──────── SUPPLIED INFORMATION ────────

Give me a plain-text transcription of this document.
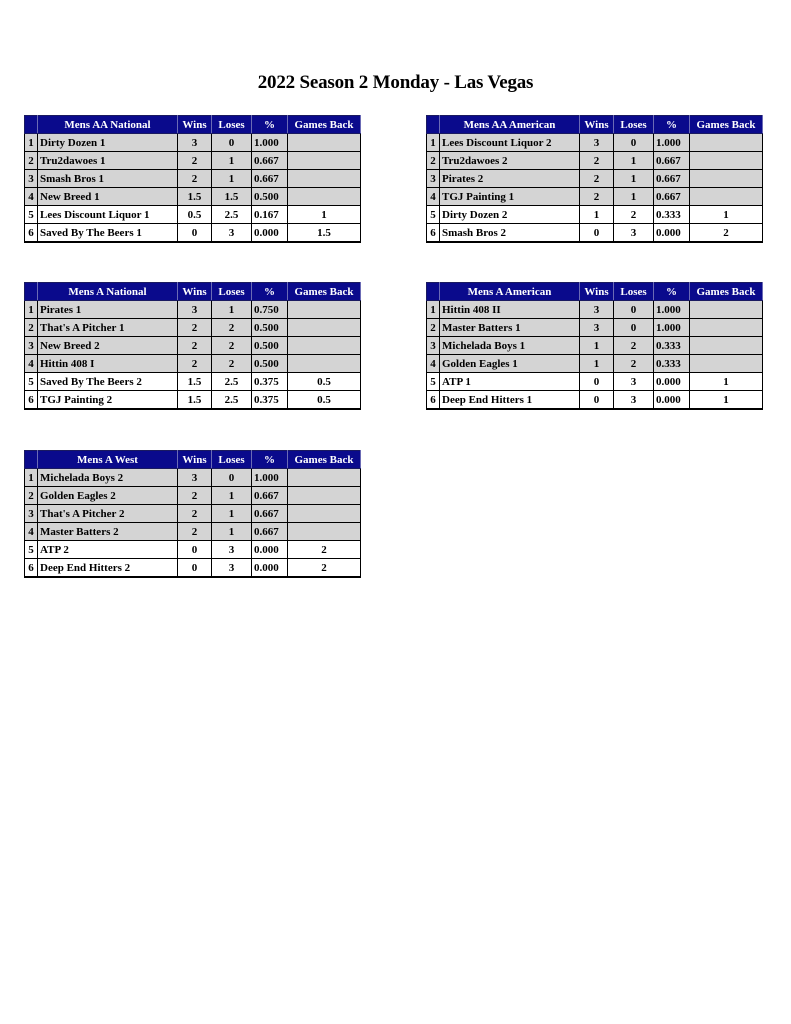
2022 Season 2 Monday - Las Vegas
	Mens AA National	Wins	Loses	%	Games Back
1	Dirty Dozen 1	3	0	1.000	
2	Tru2dawoes 1	2	1	0.667	
3	Smash Bros 1	2	1	0.667	
4	New Breed 1	1.5	1.5	0.500	
5	Lees Discount Liquor 1	0.5	2.5	0.167	1
6	Saved By The Beers 1	0	3	0.000	1.5
	Mens AA American	Wins	Loses	%	Games Back
1	Lees Discount Liquor 2	3	0	1.000	
2	Tru2dawoes 2	2	1	0.667	
3	Pirates 2	2	1	0.667	
4	TGJ Painting 1	2	1	0.667	
5	Dirty Dozen 2	1	2	0.333	1
6	Smash Bros 2	0	3	0.000	2
	Mens A National	Wins	Loses	%	Games Back
1	Pirates 1	3	1	0.750	
2	That's A Pitcher 1	2	2	0.500	
3	New Breed 2	2	2	0.500	
4	Hittin 408 I	2	2	0.500	
5	Saved By The Beers 2	1.5	2.5	0.375	0.5
6	TGJ Painting 2	1.5	2.5	0.375	0.5
	Mens A American	Wins	Loses	%	Games Back
1	Hittin 408 II	3	0	1.000	
2	Master Batters 1	3	0	1.000	
3	Michelada Boys 1	1	2	0.333	
4	Golden Eagles 1	1	2	0.333	
5	ATP 1	0	3	0.000	1
6	Deep End Hitters 1	0	3	0.000	1
	Mens A West	Wins	Loses	%	Games Back
1	Michelada Boys 2	3	0	1.000	
2	Golden Eagles 2	2	1	0.667	
3	That's A Pitcher 2	2	1	0.667	
4	Master Batters 2	2	1	0.667	
5	ATP 2	0	3	0.000	2
6	Deep End Hitters 2	0	3	0.000	2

────────

**GOAL:** Without including any picture, repeat the data exactly.

**TASK OUTPUT:**
Give me a plain-text transcription of this document.
2022 Season 2 Monday - Las Vegas
	Mens AA National	Wins	Loses	%	Games Back
1	Dirty Dozen 1	3	0	1.000	
2	Tru2dawoes 1	2	1	0.667	
3	Smash Bros 1	2	1	0.667	
4	New Breed 1	1.5	1.5	0.500	
5	Lees Discount Liquor 1	0.5	2.5	0.167	1
6	Saved By The Beers 1	0	3	0.000	1.5
	Mens AA American	Wins	Loses	%	Games Back
1	Lees Discount Liquor 2	3	0	1.000	
2	Tru2dawoes 2	2	1	0.667	
3	Pirates 2	2	1	0.667	
4	TGJ Painting 1	2	1	0.667	
5	Dirty Dozen 2	1	2	0.333	1
6	Smash Bros 2	0	3	0.000	2
	Mens A National	Wins	Loses	%	Games Back
1	Pirates 1	3	1	0.750	
2	That's A Pitcher 1	2	2	0.500	
3	New Breed 2	2	2	0.500	
4	Hittin 408 I	2	2	0.500	
5	Saved By The Beers 2	1.5	2.5	0.375	0.5
6	TGJ Painting 2	1.5	2.5	0.375	0.5
	Mens A American	Wins	Loses	%	Games Back
1	Hittin 408 II	3	0	1.000	
2	Master Batters 1	3	0	1.000	
3	Michelada Boys 1	1	2	0.333	
4	Golden Eagles 1	1	2	0.333	
5	ATP 1	0	3	0.000	1
6	Deep End Hitters 1	0	3	0.000	1
	Mens A West	Wins	Loses	%	Games Back
1	Michelada Boys 2	3	0	1.000	
2	Golden Eagles 2	2	1	0.667	
3	That's A Pitcher 2	2	1	0.667	
4	Master Batters 2	2	1	0.667	
5	ATP 2	0	3	0.000	2
6	Deep End Hitters 2	0	3	0.000	2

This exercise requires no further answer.